**Short exercise**
Below is a block of records; repeat each one exactly.

**Given entries**
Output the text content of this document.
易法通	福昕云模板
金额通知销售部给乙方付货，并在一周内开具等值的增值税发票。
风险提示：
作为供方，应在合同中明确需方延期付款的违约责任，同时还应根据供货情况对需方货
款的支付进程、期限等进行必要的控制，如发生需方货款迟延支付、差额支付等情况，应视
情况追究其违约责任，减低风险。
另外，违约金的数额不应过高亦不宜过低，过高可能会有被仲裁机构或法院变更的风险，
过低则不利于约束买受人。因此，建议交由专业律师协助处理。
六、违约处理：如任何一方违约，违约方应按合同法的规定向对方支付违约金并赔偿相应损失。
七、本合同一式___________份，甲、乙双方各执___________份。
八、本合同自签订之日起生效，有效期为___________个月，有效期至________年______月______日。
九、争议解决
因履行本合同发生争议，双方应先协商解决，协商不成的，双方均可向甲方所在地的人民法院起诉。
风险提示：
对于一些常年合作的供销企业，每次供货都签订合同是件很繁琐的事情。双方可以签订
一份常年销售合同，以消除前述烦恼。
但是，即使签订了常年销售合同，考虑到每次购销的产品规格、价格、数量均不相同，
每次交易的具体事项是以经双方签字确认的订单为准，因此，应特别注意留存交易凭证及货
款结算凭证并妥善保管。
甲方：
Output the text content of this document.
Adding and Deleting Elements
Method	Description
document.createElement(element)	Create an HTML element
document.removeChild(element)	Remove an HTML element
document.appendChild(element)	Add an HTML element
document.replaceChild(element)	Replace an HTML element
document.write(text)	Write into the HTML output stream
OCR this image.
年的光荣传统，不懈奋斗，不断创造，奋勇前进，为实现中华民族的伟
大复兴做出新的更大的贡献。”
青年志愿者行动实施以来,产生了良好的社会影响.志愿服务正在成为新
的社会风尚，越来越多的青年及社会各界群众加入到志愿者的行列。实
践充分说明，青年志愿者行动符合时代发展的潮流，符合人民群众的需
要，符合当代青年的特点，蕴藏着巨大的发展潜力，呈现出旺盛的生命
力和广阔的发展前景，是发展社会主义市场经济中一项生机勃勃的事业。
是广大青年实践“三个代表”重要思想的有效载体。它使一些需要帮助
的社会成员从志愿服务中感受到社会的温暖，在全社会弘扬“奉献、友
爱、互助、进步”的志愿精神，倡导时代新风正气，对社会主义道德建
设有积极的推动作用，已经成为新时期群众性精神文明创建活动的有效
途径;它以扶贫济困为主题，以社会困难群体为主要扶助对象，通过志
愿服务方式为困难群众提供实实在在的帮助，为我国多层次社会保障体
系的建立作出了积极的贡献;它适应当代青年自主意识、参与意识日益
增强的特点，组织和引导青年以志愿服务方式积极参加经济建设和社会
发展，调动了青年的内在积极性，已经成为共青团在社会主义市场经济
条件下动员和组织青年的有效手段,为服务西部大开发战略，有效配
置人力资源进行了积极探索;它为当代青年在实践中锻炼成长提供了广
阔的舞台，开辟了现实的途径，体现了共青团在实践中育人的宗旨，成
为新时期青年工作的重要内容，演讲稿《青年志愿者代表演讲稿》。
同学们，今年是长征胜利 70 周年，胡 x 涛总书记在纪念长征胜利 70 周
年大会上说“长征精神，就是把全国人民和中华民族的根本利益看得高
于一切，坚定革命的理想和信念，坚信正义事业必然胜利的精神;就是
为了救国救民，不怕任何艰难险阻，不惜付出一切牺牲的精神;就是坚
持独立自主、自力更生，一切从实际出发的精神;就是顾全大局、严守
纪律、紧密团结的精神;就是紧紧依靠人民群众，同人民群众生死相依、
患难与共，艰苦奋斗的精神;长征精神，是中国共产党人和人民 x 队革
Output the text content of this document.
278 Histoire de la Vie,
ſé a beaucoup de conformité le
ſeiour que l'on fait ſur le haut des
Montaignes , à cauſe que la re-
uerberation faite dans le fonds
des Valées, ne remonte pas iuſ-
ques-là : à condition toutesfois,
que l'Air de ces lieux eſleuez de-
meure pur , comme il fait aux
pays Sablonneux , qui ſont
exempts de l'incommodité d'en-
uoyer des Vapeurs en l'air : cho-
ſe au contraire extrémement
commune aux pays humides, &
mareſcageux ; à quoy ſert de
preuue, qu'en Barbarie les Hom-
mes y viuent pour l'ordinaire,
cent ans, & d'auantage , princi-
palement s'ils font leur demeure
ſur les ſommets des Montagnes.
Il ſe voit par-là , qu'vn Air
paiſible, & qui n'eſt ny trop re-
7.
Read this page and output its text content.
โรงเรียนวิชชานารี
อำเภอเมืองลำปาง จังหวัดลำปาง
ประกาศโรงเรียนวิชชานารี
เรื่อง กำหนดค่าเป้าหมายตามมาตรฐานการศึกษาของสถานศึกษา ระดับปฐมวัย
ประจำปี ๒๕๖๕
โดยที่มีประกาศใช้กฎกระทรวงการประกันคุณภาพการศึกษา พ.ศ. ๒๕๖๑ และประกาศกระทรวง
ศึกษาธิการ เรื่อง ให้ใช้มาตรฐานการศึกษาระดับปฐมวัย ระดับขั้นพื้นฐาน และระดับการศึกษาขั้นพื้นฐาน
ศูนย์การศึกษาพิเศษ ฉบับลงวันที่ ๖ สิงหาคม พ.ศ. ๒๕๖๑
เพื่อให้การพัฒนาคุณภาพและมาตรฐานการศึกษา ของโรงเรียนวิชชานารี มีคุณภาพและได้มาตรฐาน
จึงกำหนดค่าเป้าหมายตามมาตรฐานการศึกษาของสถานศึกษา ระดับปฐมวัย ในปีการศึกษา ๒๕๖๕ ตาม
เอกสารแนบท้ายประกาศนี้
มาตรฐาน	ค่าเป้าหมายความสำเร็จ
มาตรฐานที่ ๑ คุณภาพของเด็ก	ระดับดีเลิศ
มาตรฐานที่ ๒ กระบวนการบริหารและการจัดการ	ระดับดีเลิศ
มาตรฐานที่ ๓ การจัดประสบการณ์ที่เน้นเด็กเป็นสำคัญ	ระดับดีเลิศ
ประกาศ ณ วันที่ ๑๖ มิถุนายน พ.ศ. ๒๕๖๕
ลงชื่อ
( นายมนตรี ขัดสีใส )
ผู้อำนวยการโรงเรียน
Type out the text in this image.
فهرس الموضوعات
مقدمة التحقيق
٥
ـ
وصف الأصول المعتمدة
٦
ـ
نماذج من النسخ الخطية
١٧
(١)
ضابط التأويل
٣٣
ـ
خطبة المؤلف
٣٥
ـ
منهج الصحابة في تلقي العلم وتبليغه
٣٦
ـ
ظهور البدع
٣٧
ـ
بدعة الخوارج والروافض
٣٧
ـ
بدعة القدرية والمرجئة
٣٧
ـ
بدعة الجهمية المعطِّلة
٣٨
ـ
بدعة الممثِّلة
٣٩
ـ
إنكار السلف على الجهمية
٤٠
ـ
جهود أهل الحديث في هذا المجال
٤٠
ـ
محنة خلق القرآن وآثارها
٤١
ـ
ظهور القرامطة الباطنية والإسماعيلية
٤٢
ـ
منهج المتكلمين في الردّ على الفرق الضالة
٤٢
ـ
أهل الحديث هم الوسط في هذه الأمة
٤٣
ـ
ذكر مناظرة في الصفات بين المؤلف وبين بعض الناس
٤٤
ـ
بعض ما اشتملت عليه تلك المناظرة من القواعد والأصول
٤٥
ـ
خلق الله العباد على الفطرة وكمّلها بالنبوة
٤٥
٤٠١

**Solution**
Output the text content of this document.
易法通	福昕云模板
金额通知销售部给乙方付货，并在一周内开具等值的增值税发票。
风险提示：
作为供方，应在合同中明确需方延期付款的违约责任，同时还应根据供货情况对需方货
款的支付进程、期限等进行必要的控制，如发生需方货款迟延支付、差额支付等情况，应视
情况追究其违约责任，减低风险。
另外，违约金的数额不应过高亦不宜过低，过高可能会有被仲裁机构或法院变更的风险，
过低则不利于约束买受人。因此，建议交由专业律师协助处理。
六、违约处理：如任何一方违约，违约方应按合同法的规定向对方支付违约金并赔偿相应损失。
七、本合同一式___________份，甲、乙双方各执___________份。
八、本合同自签订之日起生效，有效期为___________个月，有效期至________年______月______日。
九、争议解决
因履行本合同发生争议，双方应先协商解决，协商不成的，双方均可向甲方所在地的人民法院起诉。
风险提示：
对于一些常年合作的供销企业，每次供货都签订合同是件很繁琐的事情。双方可以签订
一份常年销售合同，以消除前述烦恼。
但是，即使签订了常年销售合同，考虑到每次购销的产品规格、价格、数量均不相同，
每次交易的具体事项是以经双方签字确认的订单为准，因此，应特别注意留存交易凭证及货
款结算凭证并妥善保管。
甲方：
Output the text content of this document.
Adding and Deleting Elements
Method	Description
document.createElement(element)	Create an HTML element
document.removeChild(element)	Remove an HTML element
document.appendChild(element)	Add an HTML element
document.replaceChild(element)	Replace an HTML element
document.write(text)	Write into the HTML output stream
OCR this image.
年的光荣传统，不懈奋斗，不断创造，奋勇前进，为实现中华民族的伟
大复兴做出新的更大的贡献。”
青年志愿者行动实施以来,产生了良好的社会影响.志愿服务正在成为新
的社会风尚，越来越多的青年及社会各界群众加入到志愿者的行列。实
践充分说明，青年志愿者行动符合时代发展的潮流，符合人民群众的需
要，符合当代青年的特点，蕴藏着巨大的发展潜力，呈现出旺盛的生命
力和广阔的发展前景，是发展社会主义市场经济中一项生机勃勃的事业。
是广大青年实践“三个代表”重要思想的有效载体。它使一些需要帮助
的社会成员从志愿服务中感受到社会的温暖，在全社会弘扬“奉献、友
爱、互助、进步”的志愿精神，倡导时代新风正气，对社会主义道德建
设有积极的推动作用，已经成为新时期群众性精神文明创建活动的有效
途径;它以扶贫济困为主题，以社会困难群体为主要扶助对象，通过志
愿服务方式为困难群众提供实实在在的帮助，为我国多层次社会保障体
系的建立作出了积极的贡献;它适应当代青年自主意识、参与意识日益
增强的特点，组织和引导青年以志愿服务方式积极参加经济建设和社会
发展，调动了青年的内在积极性，已经成为共青团在社会主义市场经济
条件下动员和组织青年的有效手段,为服务西部大开发战略，有效配
置人力资源进行了积极探索;它为当代青年在实践中锻炼成长提供了广
阔的舞台，开辟了现实的途径，体现了共青团在实践中育人的宗旨，成
为新时期青年工作的重要内容，演讲稿《青年志愿者代表演讲稿》。
同学们，今年是长征胜利 70 周年，胡 x 涛总书记在纪念长征胜利 70 周
年大会上说“长征精神，就是把全国人民和中华民族的根本利益看得高
于一切，坚定革命的理想和信念，坚信正义事业必然胜利的精神;就是
为了救国救民，不怕任何艰难险阻，不惜付出一切牺牲的精神;就是坚
持独立自主、自力更生，一切从实际出发的精神;就是顾全大局、严守
纪律、紧密团结的精神;就是紧紧依靠人民群众，同人民群众生死相依、
患难与共，艰苦奋斗的精神;长征精神，是中国共产党人和人民 x 队革
Output the text content of this document.
278 Histoire de la Vie,
ſé a beaucoup de conformité le
ſeiour que l'on fait ſur le haut des
Montaignes , à cauſe que la re-
uerberation faite dans le fonds
des Valées, ne remonte pas iuſ-
ques-là : à condition toutesfois,
que l'Air de ces lieux eſleuez de-
meure pur , comme il fait aux
pays Sablonneux , qui ſont
exempts de l'incommodité d'en-
uoyer des Vapeurs en l'air : cho-
ſe au contraire extrémement
commune aux pays humides, &
mareſcageux ; à quoy ſert de
preuue, qu'en Barbarie les Hom-
mes y viuent pour l'ordinaire,
cent ans, & d'auantage , princi-
palement s'ils font leur demeure
ſur les ſommets des Montagnes.
Il ſe voit par-là , qu'vn Air
paiſible, & qui n'eſt ny trop re-
7.
Read this page and output its text content.
โรงเรียนวิชชานารี
อำเภอเมืองลำปาง จังหวัดลำปาง
ประกาศโรงเรียนวิชชานารี
เรื่อง กำหนดค่าเป้าหมายตามมาตรฐานการศึกษาของสถานศึกษา ระดับปฐมวัย
ประจำปี ๒๕๖๕
โดยที่มีประกาศใช้กฎกระทรวงการประกันคุณภาพการศึกษา พ.ศ. ๒๕๖๑ และประกาศกระทรวง
ศึกษาธิการ เรื่อง ให้ใช้มาตรฐานการศึกษาระดับปฐมวัย ระดับขั้นพื้นฐาน และระดับการศึกษาขั้นพื้นฐาน
ศูนย์การศึกษาพิเศษ ฉบับลงวันที่ ๖ สิงหาคม พ.ศ. ๒๕๖๑
เพื่อให้การพัฒนาคุณภาพและมาตรฐานการศึกษา ของโรงเรียนวิชชานารี มีคุณภาพและได้มาตรฐาน
จึงกำหนดค่าเป้าหมายตามมาตรฐานการศึกษาของสถานศึกษา ระดับปฐมวัย ในปีการศึกษา ๒๕๖๕ ตาม
เอกสารแนบท้ายประกาศนี้
มาตรฐาน	ค่าเป้าหมายความสำเร็จ
มาตรฐานที่ ๑ คุณภาพของเด็ก	ระดับดีเลิศ
มาตรฐานที่ ๒ กระบวนการบริหารและการจัดการ	ระดับดีเลิศ
มาตรฐานที่ ๓ การจัดประสบการณ์ที่เน้นเด็กเป็นสำคัญ	ระดับดีเลิศ
ประกาศ ณ วันที่ ๑๖ มิถุนายน พ.ศ. ๒๕๖๕
ลงชื่อ
( นายมนตรี ขัดสีใส )
ผู้อำนวยการโรงเรียน
Type out the text in this image.
فهرس الموضوعات
مقدمة التحقيق
٥
ـ
وصف الأصول المعتمدة
٦
ـ
نماذج من النسخ الخطية
١٧
(١)
ضابط التأويل
٣٣
ـ
خطبة المؤلف
٣٥
ـ
منهج الصحابة في تلقي العلم وتبليغه
٣٦
ـ
ظهور البدع
٣٧
ـ
بدعة الخوارج والروافض
٣٧
ـ
بدعة القدرية والمرجئة
٣٧
ـ
بدعة الجهمية المعطِّلة
٣٨
ـ
بدعة الممثِّلة
٣٩
ـ
إنكار السلف على الجهمية
٤٠
ـ
جهود أهل الحديث في هذا المجال
٤٠
ـ
محنة خلق القرآن وآثارها
٤١
ـ
ظهور القرامطة الباطنية والإسماعيلية
٤٢
ـ
منهج المتكلمين في الردّ على الفرق الضالة
٤٢
ـ
أهل الحديث هم الوسط في هذه الأمة
٤٣
ـ
ذكر مناظرة في الصفات بين المؤلف وبين بعض الناس
٤٤
ـ
بعض ما اشتملت عليه تلك المناظرة من القواعد والأصول
٤٥
ـ
خلق الله العباد على الفطرة وكمّلها بالنبوة
٤٥
٤٠١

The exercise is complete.